§ WRITTEN PROBLEM
Copy out all the records, word for word.

§ DATA FOR THE TASK
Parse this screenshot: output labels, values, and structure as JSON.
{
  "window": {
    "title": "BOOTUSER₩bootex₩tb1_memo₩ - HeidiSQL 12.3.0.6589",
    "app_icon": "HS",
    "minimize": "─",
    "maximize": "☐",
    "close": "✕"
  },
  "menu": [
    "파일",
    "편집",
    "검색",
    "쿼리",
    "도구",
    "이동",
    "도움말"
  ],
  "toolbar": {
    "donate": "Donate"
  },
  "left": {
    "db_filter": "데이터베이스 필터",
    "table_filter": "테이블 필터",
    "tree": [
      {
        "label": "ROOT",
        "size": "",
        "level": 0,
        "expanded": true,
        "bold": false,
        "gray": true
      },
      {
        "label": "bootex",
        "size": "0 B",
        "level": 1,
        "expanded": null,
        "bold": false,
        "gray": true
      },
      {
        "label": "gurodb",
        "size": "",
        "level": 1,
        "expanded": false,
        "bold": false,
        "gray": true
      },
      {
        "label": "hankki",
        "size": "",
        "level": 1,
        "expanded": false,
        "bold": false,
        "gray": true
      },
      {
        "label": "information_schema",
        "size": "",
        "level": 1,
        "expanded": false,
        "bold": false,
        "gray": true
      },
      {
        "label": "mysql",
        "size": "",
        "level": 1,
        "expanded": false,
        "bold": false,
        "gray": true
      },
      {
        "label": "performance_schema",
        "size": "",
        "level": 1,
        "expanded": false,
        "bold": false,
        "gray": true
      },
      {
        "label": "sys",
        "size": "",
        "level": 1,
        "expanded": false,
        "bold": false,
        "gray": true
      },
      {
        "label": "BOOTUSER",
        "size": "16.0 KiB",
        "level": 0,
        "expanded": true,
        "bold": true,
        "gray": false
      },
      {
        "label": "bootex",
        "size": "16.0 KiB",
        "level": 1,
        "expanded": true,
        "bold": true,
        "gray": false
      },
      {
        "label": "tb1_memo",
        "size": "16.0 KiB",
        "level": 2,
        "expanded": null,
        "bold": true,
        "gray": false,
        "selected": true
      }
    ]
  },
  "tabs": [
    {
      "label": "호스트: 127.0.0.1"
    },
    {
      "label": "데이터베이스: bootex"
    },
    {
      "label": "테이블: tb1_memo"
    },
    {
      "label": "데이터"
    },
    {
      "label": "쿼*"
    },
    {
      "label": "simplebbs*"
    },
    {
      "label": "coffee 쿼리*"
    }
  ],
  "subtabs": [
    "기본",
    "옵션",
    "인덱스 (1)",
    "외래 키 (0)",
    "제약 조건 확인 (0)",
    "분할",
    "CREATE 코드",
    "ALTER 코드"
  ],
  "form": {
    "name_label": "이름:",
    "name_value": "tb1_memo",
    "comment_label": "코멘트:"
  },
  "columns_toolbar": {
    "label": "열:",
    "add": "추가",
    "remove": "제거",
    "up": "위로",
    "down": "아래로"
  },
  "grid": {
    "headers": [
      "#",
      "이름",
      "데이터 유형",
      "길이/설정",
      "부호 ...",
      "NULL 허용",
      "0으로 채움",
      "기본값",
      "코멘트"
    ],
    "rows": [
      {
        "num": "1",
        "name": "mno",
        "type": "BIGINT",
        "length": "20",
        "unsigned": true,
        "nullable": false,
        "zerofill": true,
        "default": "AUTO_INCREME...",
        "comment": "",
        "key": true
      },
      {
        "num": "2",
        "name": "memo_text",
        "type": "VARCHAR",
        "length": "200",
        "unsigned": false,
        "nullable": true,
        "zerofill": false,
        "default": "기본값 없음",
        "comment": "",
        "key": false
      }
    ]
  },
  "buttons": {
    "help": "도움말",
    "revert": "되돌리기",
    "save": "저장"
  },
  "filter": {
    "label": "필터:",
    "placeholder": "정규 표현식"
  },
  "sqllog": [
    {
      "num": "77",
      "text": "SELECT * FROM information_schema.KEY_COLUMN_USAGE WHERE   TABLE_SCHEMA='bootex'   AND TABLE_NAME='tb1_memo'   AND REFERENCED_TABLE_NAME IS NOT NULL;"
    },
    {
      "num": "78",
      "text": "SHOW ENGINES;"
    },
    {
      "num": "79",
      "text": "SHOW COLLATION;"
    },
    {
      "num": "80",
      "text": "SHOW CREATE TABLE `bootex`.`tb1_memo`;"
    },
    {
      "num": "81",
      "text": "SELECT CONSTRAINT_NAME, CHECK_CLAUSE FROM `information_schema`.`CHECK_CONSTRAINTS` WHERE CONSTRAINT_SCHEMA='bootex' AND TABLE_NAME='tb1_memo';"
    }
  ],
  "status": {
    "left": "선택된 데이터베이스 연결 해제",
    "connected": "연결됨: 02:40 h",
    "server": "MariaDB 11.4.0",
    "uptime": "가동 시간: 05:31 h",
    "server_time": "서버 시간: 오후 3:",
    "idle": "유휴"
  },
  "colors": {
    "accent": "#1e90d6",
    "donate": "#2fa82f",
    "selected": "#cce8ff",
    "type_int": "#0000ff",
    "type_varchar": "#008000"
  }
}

§ SOLVED EXERCISE
Parse this screenshot: output labels, values, and structure as JSON.
{
  "window": {
    "title": "BOOTUSER₩bootex₩tb1_memo₩ - HeidiSQL 12.3.0.6589",
    "app_icon": "HS",
    "minimize": "─",
    "maximize": "☐",
    "close": "✕"
  },
  "menu": [
    "파일",
    "편집",
    "검색",
    "쿼리",
    "도구",
    "이동",
    "도움말"
  ],
  "toolbar": {
    "donate": "Donate"
  },
  "left": {
    "db_filter": "데이터베이스 필터",
    "table_filter": "테이블 필터",
    "tree": [
      {
        "label": "ROOT",
        "size": "",
        "level": 0,
        "expanded": true,
        "bold": false,
        "gray": true
      },
      {
        "label": "bootex",
        "size": "0 B",
        "level": 1,
        "expanded": null,
        "bold": false,
        "gray": true
      },
      {
        "label": "gurodb",
        "size": "",
        "level": 1,
        "expanded": false,
        "bold": false,
        "gray": true
      },
      {
        "label": "hankki",
        "size": "",
        "level": 1,
        "expanded": false,
        "bold": false,
        "gray": true
      },
      {
        "label": "information_schema",
        "size": "",
        "level": 1,
        "expanded": false,
        "bold": false,
        "gray": true
      },
      {
        "label": "mysql",
        "size": "",
        "level": 1,
        "expanded": false,
        "bold": false,
        "gray": true
      },
      {
        "label": "performance_schema",
        "size": "",
        "level": 1,
        "expanded": false,
        "bold": false,
        "gray": true
      },
      {
        "label": "sys",
        "size": "",
        "level": 1,
        "expanded": false,
        "bold": false,
        "gray": true
      },
      {
        "label": "BOOTUSER",
        "size": "16.0 KiB",
        "level": 0,
        "expanded": true,
        "bold": true,
        "gray": false
      },
      {
        "label": "bootex",
        "size": "16.0 KiB",
        "level": 1,
        "expanded": true,
        "bold": true,
        "gray": false
      },
      {
        "label": "tb1_memo",
        "size": "16.0 KiB",
        "level": 2,
        "expanded": null,
        "bold": true,
        "gray": false,
        "selected": true
      }
    ]
  },
  "tabs": [
    {
      "label": "호스트: 127.0.0.1"
    },
    {
      "label": "데이터베이스: bootex"
    },
    {
      "label": "테이블: tb1_memo"
    },
    {
      "label": "데이터"
    },
    {
      "label": "쿼*"
    },
    {
      "label": "simplebbs*"
    },
    {
      "label": "coffee 쿼리*"
    }
  ],
  "subtabs": [
    "기본",
    "옵션",
    "인덱스 (1)",
    "외래 키 (0)",
    "제약 조건 확인 (0)",
    "분할",
    "CREATE 코드",
    "ALTER 코드"
  ],
  "form": {
    "name_label": "이름:",
    "name_value": "tb1_memo",
    "comment_label": "코멘트:"
  },
  "columns_toolbar": {
    "label": "열:",
    "add": "추가",
    "remove": "제거",
    "up": "위로",
    "down": "아래로"
  },
  "grid": {
    "headers": [
      "#",
      "이름",
      "데이터 유형",
      "길이/설정",
      "부호 ...",
      "NULL 허용",
      "0으로 채움",
      "기본값",
      "코멘트"
    ],
    "rows": [
      {
        "num": "1",
        "name": "mno",
        "type": "BIGINT",
        "length": "20",
        "unsigned": true,
        "nullable": false,
        "zerofill": true,
        "default": "AUTO_INCREME...",
        "comment": "",
        "key": true
      },
      {
        "num": "2",
        "name": "memo_text",
        "type": "VARCHAR",
        "length": "200",
        "unsigned": false,
        "nullable": true,
        "zerofill": false,
        "default": "기본값 없음",
        "comment": "",
        "key": false
      }
    ]
  },
  "buttons": {
    "help": "도움말",
    "revert": "되돌리기",
    "save": "저장"
  },
  "filter": {
    "label": "필터:",
    "placeholder": "정규 표현식"
  },
  "sqllog": [
    {
      "num": "77",
      "text": "SELECT * FROM information_schema.KEY_COLUMN_USAGE WHERE   TABLE_SCHEMA='bootex'   AND TABLE_NAME='tb1_memo'   AND REFERENCED_TABLE_NAME IS NOT NULL;"
    },
    {
      "num": "78",
      "text": "SHOW ENGINES;"
    },
    {
      "num": "79",
      "text": "SHOW COLLATION;"
    },
    {
      "num": "80",
      "text": "SHOW CREATE TABLE `bootex`.`tb1_memo`;"
    },
    {
      "num": "81",
      "text": "SELECT CONSTRAINT_NAME, CHECK_CLAUSE FROM `information_schema`.`CHECK_CONSTRAINTS` WHERE CONSTRAINT_SCHEMA='bootex' AND TABLE_NAME='tb1_memo';"
    }
  ],
  "status": {
    "left": "선택된 데이터베이스 연결 해제",
    "connected": "연결됨: 02:40 h",
    "server": "MariaDB 11.4.0",
    "uptime": "가동 시간: 05:31 h",
    "server_time": "서버 시간: 오후 3:",
    "idle": "유휴"
  },
  "colors": {
    "accent": "#1e90d6",
    "donate": "#2fa82f",
    "selected": "#cce8ff",
    "type_int": "#0000ff",
    "type_varchar": "#008000"
  }
}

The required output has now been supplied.